→ Required actions:
a - In the rows, take everything from the line containing "column-row[interactable]: ◔ 创建时间" down to the line containing "more-icon[interactable]: ⋮ (552, 248, 560, 257)" and write it out again. Replace "more-icon" with "menu-icon" and leave every other part unchanged.
b - Extend the passage on the Comerica Incorporated Preferred Savings Plan from the point where it stops.

→ Article:

Information about the Plan agreement, participants investment alternatives and the vesting and
benefit provisions is contained in the summary plan description captioned Comerica Incorporated
Preferred Savings Plan. Copies of this summary plan description are available through the
Corporations Human Resources Office.
Participants may make annual contributions to the Plan on a pre-tax basis, not to exceed the lesser
of 50% of the participants annual compensation, or the IRS allowed maximum ($15,000, plus an
additional $5,000 for participants age 50 or over, in 2006, and $14,000, plus an additional $4,000
for participants age 50 or over, in 2005).
The Corporation will match a percentage of the first $3,000 of the participants pre-tax
contributions, as defined by the Plan. In addition, the Corporation may make discretionary
contributions based upon attaining certain corporate financial performance measurements. Both the
Corporation match and discretionary contribution are invested in the Corporations common stock.

→ Records provided:
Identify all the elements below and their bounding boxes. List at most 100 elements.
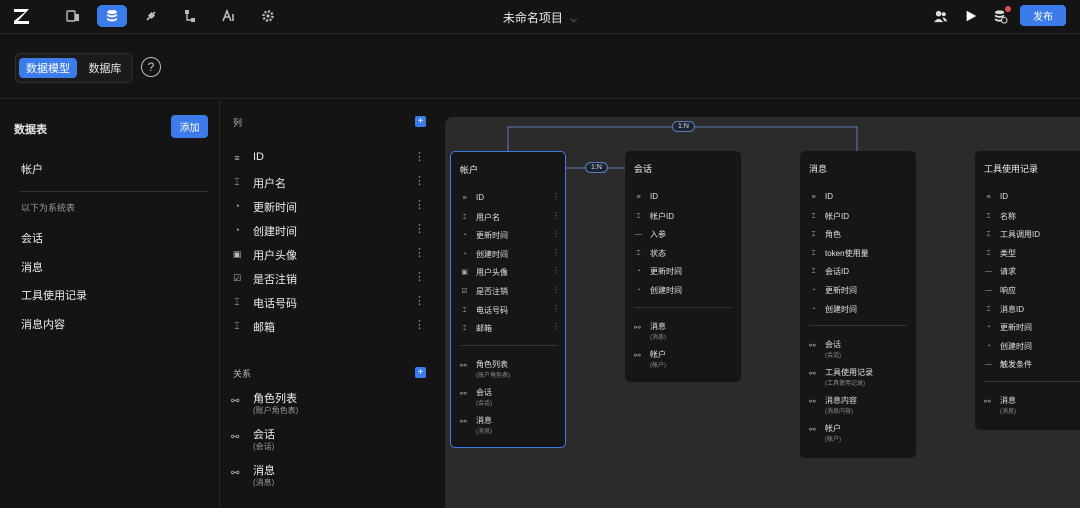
column-row[interactable]: ◔ 创建时间 ⋮ (231, 221, 431, 239)
column-row[interactable]: ▣ 用户头像 ⋮ (231, 245, 431, 263)
card-field[interactable]: ◔ 更新时间 (634, 265, 774, 279)
more-icon[interactable]: ⋮ (414, 174, 425, 188)
card-field[interactable]: ⌶ 电话号码 ⋮ (460, 304, 600, 318)
card-relation[interactable]: ⚯ 角色列表 (账户角色表) (460, 359, 600, 383)
card-field[interactable]: ◔ 创建时间 ⋮ (460, 248, 600, 262)
relation-badge[interactable]: 1:N (672, 121, 695, 132)
more-icon[interactable]: ⋮ (414, 222, 425, 236)
more-icon[interactable]: ⋮ (414, 318, 425, 332)
database-icon[interactable] (97, 5, 127, 27)
card-field[interactable]: ⌶ 工具调用ID (984, 228, 1080, 242)
more-icon[interactable]: ⋮ (414, 246, 425, 260)
publish-button[interactable]: 发布 (1020, 5, 1066, 26)
add-table-button[interactable]: 添加 (171, 115, 208, 138)
more-icon[interactable]: ⋮ (414, 198, 425, 212)
more-icon[interactable]: ⋮ (552, 229, 560, 238)
table-item[interactable]: 会话 (21, 230, 43, 246)
more-icon[interactable]: ⋮ (414, 270, 425, 284)
more-icon[interactable]: ⋮ (552, 248, 560, 257)
project-title-text[interactable]: 未命名项目 (503, 11, 563, 25)
card-field[interactable]: ◔ 创建时间 (984, 340, 1080, 354)
card-field[interactable]: ⌶ 会话ID (809, 265, 949, 279)
field-name: 创建时间 (1000, 341, 1032, 351)
relation-badge[interactable]: 1:N (585, 162, 608, 173)
card-field[interactable]: ≡ ID ⋮ (460, 192, 600, 206)
table-card-message[interactable]: 消息 ≡ ID ⌶ 帐户ID ⌶ 角色 ⌶ token使用量 ⌶ 会话ID ◔ 更新时间 ◔ 创建时间 ⚯ 会话… (800, 151, 916, 458)
table-item[interactable]: 帐户 (21, 161, 43, 177)
relation-row[interactable]: ⚯ 角色列表 (账户角色表) (231, 390, 431, 424)
relation-row[interactable]: ⚯ 消息 (消息) (231, 462, 431, 496)
plugin-icon[interactable] (136, 5, 166, 27)
card-relation[interactable]: ⚯ 会话 (会话) (460, 387, 600, 411)
card-field[interactable]: ≡ ID (634, 191, 774, 205)
ai-icon[interactable] (214, 5, 244, 27)
relation-row[interactable]: ⚯ 会话 (会话) (231, 426, 431, 460)
column-row[interactable]: ☑ 是否注销 ⋮ (231, 269, 431, 287)
card-field[interactable]: ⌶ token使用量 (809, 247, 949, 261)
card-relation[interactable]: ⚯ 消息内容 (消息内容) (809, 395, 949, 419)
table-card-session[interactable]: 会话 ≡ ID ⌶ 帐户ID — 入参 ⌶ 状态 ◔ 更新时间 ◔ 创建时间 ⚯ 消息 (消息) ⚯ 帐户 (帐户) (625, 151, 741, 382)
card-relation[interactable]: ⚯ 工具使用记录 (工具使用记录) (809, 367, 949, 391)
card-field[interactable]: ◔ 更新时间 (809, 284, 949, 298)
card-field[interactable]: ⌶ 用户名 ⋮ (460, 211, 600, 225)
card-field[interactable]: ⌶ 角色 (809, 228, 949, 242)
card-relation[interactable]: ⚯ 帐户 (帐户) (634, 349, 774, 373)
card-field[interactable]: ⌶ 帐户ID (634, 210, 774, 224)
card-field[interactable]: — 触发条件 (984, 358, 1080, 372)
settings-icon[interactable] (253, 5, 283, 27)
card-field[interactable]: ⌶ 名称 (984, 210, 1080, 224)
flow-icon[interactable] (175, 5, 205, 27)
play-icon[interactable] (962, 7, 980, 25)
card-field[interactable]: ◔ 更新时间 ⋮ (460, 229, 600, 243)
card-field[interactable]: ⌶ 帐户ID (809, 210, 949, 224)
column-row[interactable]: ≡ ID ⋮ (231, 149, 431, 167)
card-relation[interactable]: ⚯ 帐户 (帐户) (809, 423, 949, 447)
app-logo-icon[interactable] (12, 6, 32, 26)
tab-database[interactable]: 数据库 (79, 58, 131, 78)
field-type-icon: ≡ (811, 194, 816, 201)
card-field[interactable]: ◔ 创建时间 (634, 284, 774, 298)
card-field[interactable]: ◔ 更新时间 (984, 321, 1080, 335)
more-icon[interactable]: ⋮ (552, 285, 560, 294)
tab-data-model[interactable]: 数据模型 (19, 58, 77, 78)
er-diagram-canvas[interactable]: 1:N 1:N 帐户 ≡ ID ⋮ ⌶ 用户名 ⋮ ◔ 更新时间 ⋮ ◔ 创建时间 ⋮ ▣ 用户头像 ⋮ ☑ 是否… (445, 117, 1080, 508)
table-item[interactable]: 工具使用记录 (21, 287, 87, 303)
card-relation[interactable]: ⚯ 消息 (消息) (460, 415, 600, 439)
more-icon[interactable]: ⋮ (552, 304, 560, 313)
card-field[interactable]: ≡ ID (984, 191, 1080, 205)
table-item[interactable]: 消息 (21, 259, 43, 275)
card-field[interactable]: — 请求 (984, 265, 1080, 279)
column-row[interactable]: ⌶ 邮箱 ⋮ (231, 317, 431, 335)
more-icon[interactable]: ⋮ (552, 192, 560, 201)
card-field[interactable]: ≡ ID (809, 191, 949, 205)
column-row[interactable]: ⌶ 电话号码 ⋮ (231, 293, 431, 311)
card-relation[interactable]: ⚯ 会话 (会话) (809, 339, 949, 363)
card-field[interactable]: — 入参 (634, 228, 774, 242)
users-icon[interactable] (931, 7, 949, 25)
card-field[interactable]: ⌶ 邮箱 ⋮ (460, 322, 600, 336)
table-card-account[interactable]: 帐户 ≡ ID ⋮ ⌶ 用户名 ⋮ ◔ 更新时间 ⋮ ◔ 创建时间 ⋮ ▣ 用户头像 ⋮ ☑ 是否注销 ⋮ ⌶ 电话号码… (450, 151, 566, 448)
card-relation[interactable]: ⚯ 消息 (消息) (984, 395, 1080, 419)
table-item[interactable]: 消息内容 (21, 316, 65, 332)
card-field[interactable]: ☑ 是否注销 ⋮ (460, 285, 600, 299)
card-field[interactable]: ◔ 创建时间 (809, 303, 949, 317)
column-row[interactable]: ◔ 更新时间 ⋮ (231, 197, 431, 215)
help-icon[interactable]: ? (141, 57, 161, 77)
more-icon[interactable]: ⋮ (552, 266, 560, 275)
chevron-down-icon[interactable]: ⌵ (570, 14, 577, 24)
card-field[interactable]: ⌶ 类型 (984, 247, 1080, 261)
card-relation[interactable]: ⚯ 消息 (消息) (634, 321, 774, 345)
add-relation-icon[interactable]: + (415, 367, 426, 378)
table-card-tool-usage[interactable]: 工具使用记录 ≡ ID ⌶ 名称 ⌶ 工具调用ID ⌶ 类型 — 请求 — 响应 ⌶ 消息ID ◔ 更新时间 ◔ 创… (975, 151, 1080, 430)
more-icon[interactable]: ⋮ (552, 322, 560, 331)
layout-icon[interactable] (58, 5, 88, 27)
card-field[interactable]: ▣ 用户头像 ⋮ (460, 266, 600, 280)
card-field[interactable]: ⌶ 消息ID (984, 303, 1080, 317)
more-icon[interactable]: ⋮ (552, 211, 560, 220)
card-field[interactable]: — 响应 (984, 284, 1080, 298)
add-column-icon[interactable]: + (415, 116, 426, 127)
more-icon[interactable]: ⋮ (414, 294, 425, 308)
card-field[interactable]: ⌶ 状态 (634, 247, 774, 261)
more-icon[interactable]: ⋮ (414, 150, 425, 164)
column-row[interactable]: ⌶ 用户名 ⋮ (231, 173, 431, 191)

→ Expected outputs:
a -
column-row[interactable]: ◔ 创建时间 ⋮ (231, 221, 431, 239)
column-row[interactable]: ▣ 用户头像 ⋮ (231, 245, 431, 263)
card-field[interactable]: ◔ 更新时间 (634, 265, 774, 279)
menu-icon[interactable]: ⋮ (414, 174, 425, 188)
card-field[interactable]: ⌶ 电话号码 ⋮ (460, 304, 600, 318)
card-relation[interactable]: ⚯ 角色列表 (账户角色表) (460, 359, 600, 383)
card-field[interactable]: ◔ 创建时间 ⋮ (460, 248, 600, 262)
relation-badge[interactable]: 1:N (672, 121, 695, 132)
menu-icon[interactable]: ⋮ (414, 222, 425, 236)
menu-icon[interactable]: ⋮ (414, 318, 425, 332)
database-icon[interactable] (97, 5, 127, 27)
card-field[interactable]: ⌶ 工具调用ID (984, 228, 1080, 242)
menu-icon[interactable]: ⋮ (414, 246, 425, 260)
publish-button[interactable]: 发布 (1020, 5, 1066, 26)
add-table-button[interactable]: 添加 (171, 115, 208, 138)
menu-icon[interactable]: ⋮ (414, 198, 425, 212)
menu-icon[interactable]: ⋮ (552, 229, 560, 238)
table-item[interactable]: 会话 (21, 230, 43, 246)
menu-icon[interactable]: ⋮ (414, 270, 425, 284)
menu-icon[interactable]: ⋮ (552, 248, 560, 257)

b -
Participants investments in the Corporations common stock, including vested corporate matching
contributions, are held in an Employee Stock Ownership Plan (ESOP). Participants may elect to
either reinvest the dividends in the Corporations common stock within the Plan or receive the
dividends as cash with their regular pay.
Contributions receivable represent amounts due from the Corporation under a performance match
program, which rewards employees through a corporate contribution to the participants accounts.
Participants direct the investment of their accounts, except the current periods
nonparticipant-directed investment in the Corporations common stock, among the investment funds
offered by the Plan. The benefit to which a participant is entitled is the benefit that can be
provided from the participants account.
4
Comerica Incorporated Preferred Savings Plan
Notes to Financial Statements
1. Description of the Plan (continued)
The Corporations matching contributions based on the first $3,000 of the participants pretax
contributions are held in a restricted Comerica Incorporated Common Stock account until the end of
the calendar year, when the assets held in such account become unrestricted and, therefore,
eligible to be reallocated by the participants to other fund options. Approximately $5.9 million of
restricted common stock was transferred to unrestricted funds during the plan year ended December
31, 2006.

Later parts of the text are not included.